Below are the records; collect from them each line containing the string "著定典制".

++++++++

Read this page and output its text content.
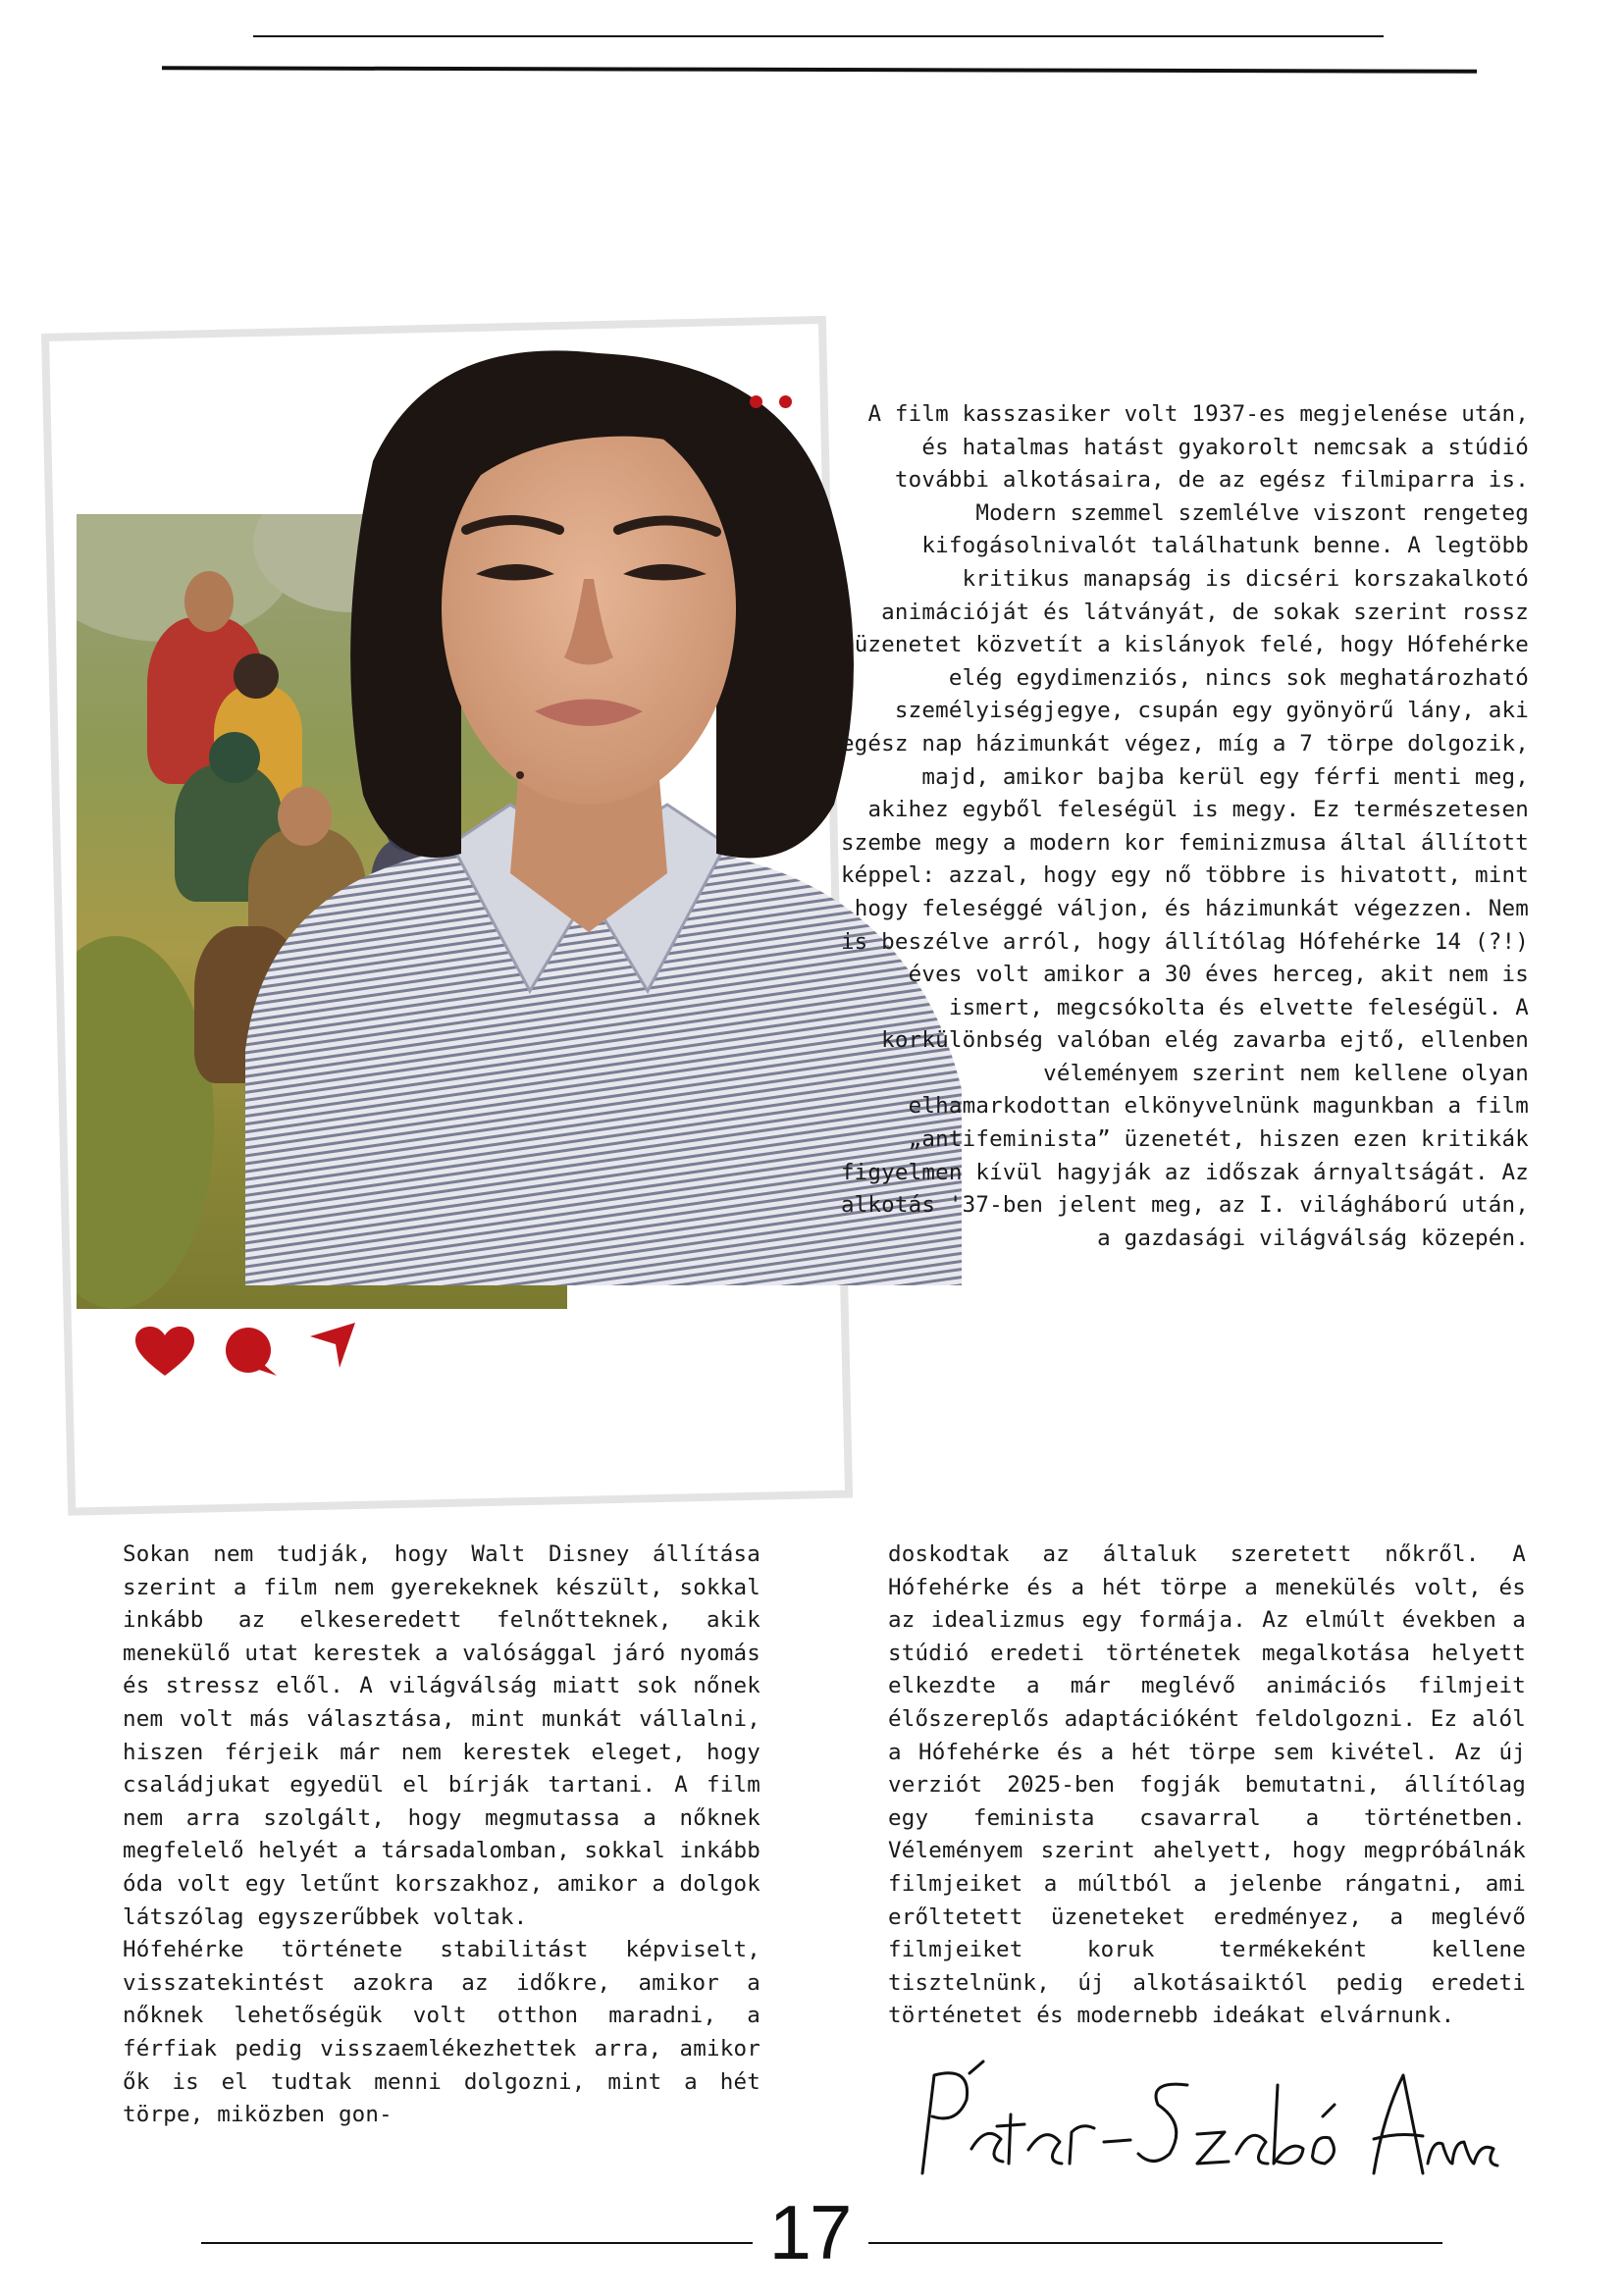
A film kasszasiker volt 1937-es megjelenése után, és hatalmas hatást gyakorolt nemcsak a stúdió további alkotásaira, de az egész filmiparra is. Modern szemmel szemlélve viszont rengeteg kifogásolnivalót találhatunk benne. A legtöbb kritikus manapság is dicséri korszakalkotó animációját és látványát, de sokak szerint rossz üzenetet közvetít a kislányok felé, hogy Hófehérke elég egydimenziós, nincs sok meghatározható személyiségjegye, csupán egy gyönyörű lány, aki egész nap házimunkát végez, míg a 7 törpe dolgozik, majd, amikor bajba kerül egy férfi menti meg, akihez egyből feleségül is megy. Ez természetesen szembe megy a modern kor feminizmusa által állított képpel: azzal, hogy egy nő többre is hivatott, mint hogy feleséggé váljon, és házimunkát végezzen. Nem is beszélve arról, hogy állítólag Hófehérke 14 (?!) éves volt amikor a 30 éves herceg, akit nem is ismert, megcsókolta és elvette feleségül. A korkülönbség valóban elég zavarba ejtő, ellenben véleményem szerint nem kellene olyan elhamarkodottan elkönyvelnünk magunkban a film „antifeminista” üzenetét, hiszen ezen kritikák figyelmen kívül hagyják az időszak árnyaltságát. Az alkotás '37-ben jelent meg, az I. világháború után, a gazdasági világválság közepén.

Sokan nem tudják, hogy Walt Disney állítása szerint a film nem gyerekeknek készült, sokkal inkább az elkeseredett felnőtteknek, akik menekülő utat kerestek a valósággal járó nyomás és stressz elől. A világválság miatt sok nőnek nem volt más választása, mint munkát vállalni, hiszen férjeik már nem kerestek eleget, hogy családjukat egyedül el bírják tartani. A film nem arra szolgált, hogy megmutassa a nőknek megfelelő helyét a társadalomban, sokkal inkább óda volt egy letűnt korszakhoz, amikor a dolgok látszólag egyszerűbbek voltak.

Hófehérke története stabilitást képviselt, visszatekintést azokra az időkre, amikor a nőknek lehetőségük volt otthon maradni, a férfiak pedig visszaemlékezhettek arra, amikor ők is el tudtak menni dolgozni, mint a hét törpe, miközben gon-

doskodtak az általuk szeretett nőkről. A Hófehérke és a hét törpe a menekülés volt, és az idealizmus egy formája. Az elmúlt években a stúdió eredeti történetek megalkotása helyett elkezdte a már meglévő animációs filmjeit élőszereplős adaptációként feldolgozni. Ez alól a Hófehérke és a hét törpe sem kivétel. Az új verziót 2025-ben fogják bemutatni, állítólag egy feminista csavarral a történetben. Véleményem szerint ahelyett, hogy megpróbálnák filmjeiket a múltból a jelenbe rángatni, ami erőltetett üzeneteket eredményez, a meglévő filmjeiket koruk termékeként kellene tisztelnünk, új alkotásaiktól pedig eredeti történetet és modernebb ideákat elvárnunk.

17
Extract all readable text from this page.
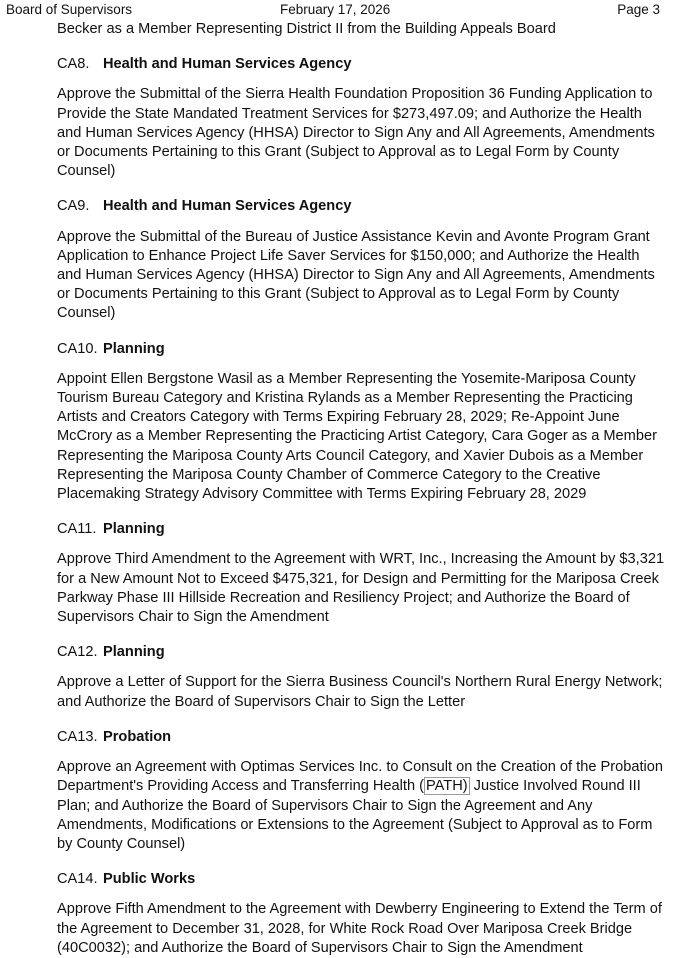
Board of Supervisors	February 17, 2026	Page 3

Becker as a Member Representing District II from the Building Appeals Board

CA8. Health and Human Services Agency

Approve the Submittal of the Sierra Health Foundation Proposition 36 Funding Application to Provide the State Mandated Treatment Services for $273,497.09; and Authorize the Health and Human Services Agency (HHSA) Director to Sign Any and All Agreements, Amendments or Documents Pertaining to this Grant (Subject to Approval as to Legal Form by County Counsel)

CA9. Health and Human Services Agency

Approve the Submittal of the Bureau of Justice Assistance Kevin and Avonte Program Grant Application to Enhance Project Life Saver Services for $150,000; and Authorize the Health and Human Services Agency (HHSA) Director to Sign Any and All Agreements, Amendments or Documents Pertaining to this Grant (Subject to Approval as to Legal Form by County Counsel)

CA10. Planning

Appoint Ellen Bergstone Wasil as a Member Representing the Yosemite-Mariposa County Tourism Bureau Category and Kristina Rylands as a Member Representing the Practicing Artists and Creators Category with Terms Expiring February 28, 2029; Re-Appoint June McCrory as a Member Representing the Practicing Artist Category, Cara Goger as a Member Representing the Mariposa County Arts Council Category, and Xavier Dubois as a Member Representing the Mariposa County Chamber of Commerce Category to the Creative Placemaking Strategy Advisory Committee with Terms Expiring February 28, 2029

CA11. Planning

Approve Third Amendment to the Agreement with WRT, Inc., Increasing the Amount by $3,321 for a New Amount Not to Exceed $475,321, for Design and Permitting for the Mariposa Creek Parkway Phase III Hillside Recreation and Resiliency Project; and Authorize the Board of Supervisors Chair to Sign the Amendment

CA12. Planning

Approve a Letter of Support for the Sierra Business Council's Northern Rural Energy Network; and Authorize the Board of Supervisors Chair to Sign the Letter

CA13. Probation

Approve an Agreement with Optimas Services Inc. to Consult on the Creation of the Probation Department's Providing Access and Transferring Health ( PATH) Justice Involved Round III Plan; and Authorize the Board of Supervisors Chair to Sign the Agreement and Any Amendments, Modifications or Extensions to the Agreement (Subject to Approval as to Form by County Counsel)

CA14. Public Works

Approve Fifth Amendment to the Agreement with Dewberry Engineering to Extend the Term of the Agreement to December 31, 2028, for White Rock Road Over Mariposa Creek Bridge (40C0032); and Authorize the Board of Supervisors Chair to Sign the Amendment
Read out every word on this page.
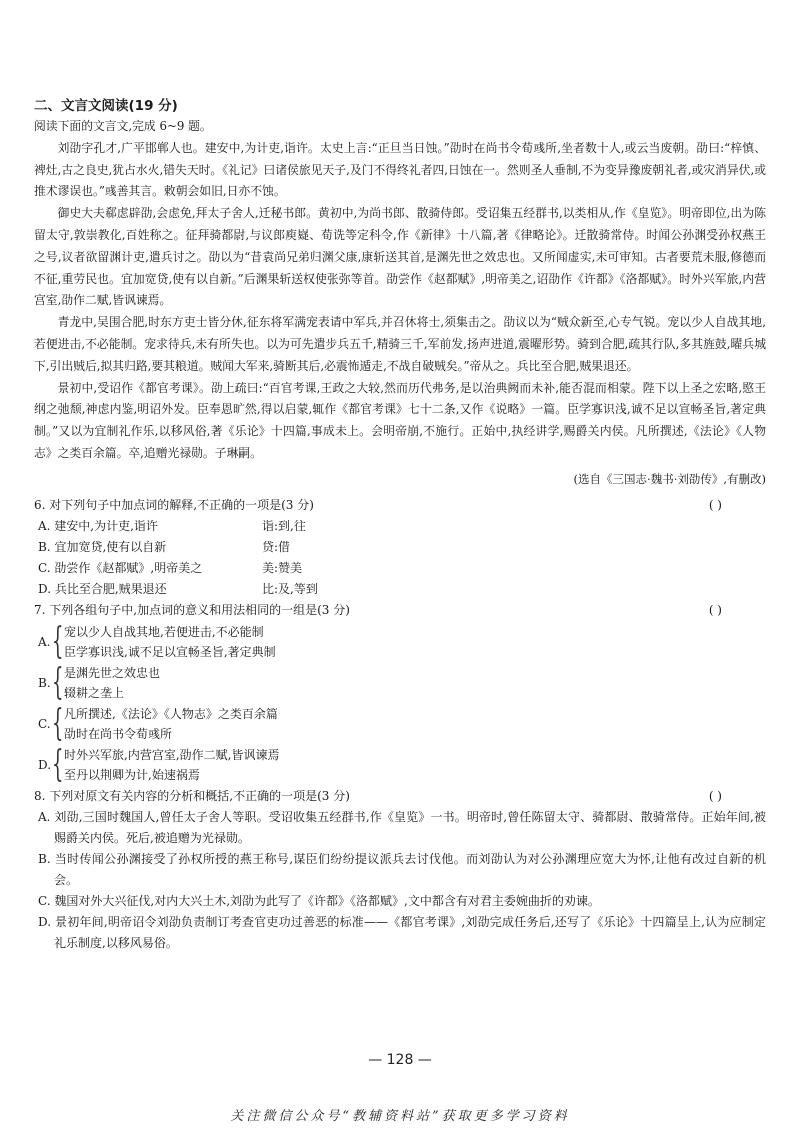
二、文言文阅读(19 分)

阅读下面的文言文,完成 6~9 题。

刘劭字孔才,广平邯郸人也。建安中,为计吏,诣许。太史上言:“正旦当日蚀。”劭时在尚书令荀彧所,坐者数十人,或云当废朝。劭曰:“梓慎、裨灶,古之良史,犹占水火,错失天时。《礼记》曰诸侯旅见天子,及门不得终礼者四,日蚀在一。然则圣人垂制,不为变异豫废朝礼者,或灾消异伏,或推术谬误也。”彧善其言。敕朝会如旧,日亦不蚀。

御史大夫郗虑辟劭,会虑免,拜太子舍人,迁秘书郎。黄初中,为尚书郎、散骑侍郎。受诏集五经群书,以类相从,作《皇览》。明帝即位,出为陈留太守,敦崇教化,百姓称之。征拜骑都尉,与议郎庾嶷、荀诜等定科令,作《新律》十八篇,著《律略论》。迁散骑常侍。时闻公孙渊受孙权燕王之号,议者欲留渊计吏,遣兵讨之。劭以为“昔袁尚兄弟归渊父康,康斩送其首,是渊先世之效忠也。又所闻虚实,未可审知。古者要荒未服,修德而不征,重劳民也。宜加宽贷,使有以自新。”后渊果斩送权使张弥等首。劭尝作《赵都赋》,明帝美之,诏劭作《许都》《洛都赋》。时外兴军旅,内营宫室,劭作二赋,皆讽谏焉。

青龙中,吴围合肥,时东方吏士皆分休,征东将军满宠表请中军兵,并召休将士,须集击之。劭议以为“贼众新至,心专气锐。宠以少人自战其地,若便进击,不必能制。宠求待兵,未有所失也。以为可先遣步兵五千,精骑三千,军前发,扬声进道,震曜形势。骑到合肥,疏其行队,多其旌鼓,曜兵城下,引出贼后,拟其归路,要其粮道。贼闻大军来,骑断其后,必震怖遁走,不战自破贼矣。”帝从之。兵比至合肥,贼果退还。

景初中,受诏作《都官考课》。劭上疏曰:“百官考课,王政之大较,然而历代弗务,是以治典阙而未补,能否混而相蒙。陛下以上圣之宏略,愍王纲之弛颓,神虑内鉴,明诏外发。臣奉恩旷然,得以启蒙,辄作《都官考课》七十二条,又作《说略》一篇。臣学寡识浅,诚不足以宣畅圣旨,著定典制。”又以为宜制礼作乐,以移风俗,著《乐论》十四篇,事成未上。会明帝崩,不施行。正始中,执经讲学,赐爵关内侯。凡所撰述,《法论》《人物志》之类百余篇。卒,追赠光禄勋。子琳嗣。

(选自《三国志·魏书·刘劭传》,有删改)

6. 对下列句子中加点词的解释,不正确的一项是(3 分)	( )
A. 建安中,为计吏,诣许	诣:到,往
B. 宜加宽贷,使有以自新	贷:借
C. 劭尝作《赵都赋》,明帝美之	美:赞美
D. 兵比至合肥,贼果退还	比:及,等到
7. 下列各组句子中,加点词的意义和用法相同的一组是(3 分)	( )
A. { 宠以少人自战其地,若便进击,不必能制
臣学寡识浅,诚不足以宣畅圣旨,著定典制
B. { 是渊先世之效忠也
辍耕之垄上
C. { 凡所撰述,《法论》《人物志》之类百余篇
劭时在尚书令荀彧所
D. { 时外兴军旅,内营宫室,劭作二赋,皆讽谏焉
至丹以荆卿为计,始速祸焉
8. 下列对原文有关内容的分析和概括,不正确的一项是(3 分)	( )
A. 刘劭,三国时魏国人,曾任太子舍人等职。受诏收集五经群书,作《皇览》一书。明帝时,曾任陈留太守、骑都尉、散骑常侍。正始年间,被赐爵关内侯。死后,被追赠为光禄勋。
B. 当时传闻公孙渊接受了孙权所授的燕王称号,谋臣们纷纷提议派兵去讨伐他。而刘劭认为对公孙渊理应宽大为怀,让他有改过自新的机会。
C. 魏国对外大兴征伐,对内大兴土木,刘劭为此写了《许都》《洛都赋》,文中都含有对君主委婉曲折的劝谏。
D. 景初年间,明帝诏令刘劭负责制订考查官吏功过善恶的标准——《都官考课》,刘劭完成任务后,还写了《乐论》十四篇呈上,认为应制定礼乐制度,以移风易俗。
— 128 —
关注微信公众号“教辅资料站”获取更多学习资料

++++++++

■ **Response to this task**:
景初中,受诏作《都官考课》。劭上疏曰:“百官考课,王政之大较,然而历代弗务,是以治典阙而未补,能否混而相蒙。陛下以上圣之宏略,愍王纲之弛颓,神虑内鉴,明诏外发。臣奉恩旷然,得以启蒙,辄作《都官考课》七十二条,又作《说略》一篇。臣学寡识浅,诚不足以宣畅圣旨,著定典制。”又以为宜制礼作乐,以移风俗,著《乐论》十四篇,事成未上。会明帝崩,不施行。正始中,执经讲学,赐爵关内侯。凡所撰述,《法论》《人物志》之类百余篇。卒,追赠光禄勋。子琳嗣。
臣学寡识浅,诚不足以宣畅圣旨,著定典制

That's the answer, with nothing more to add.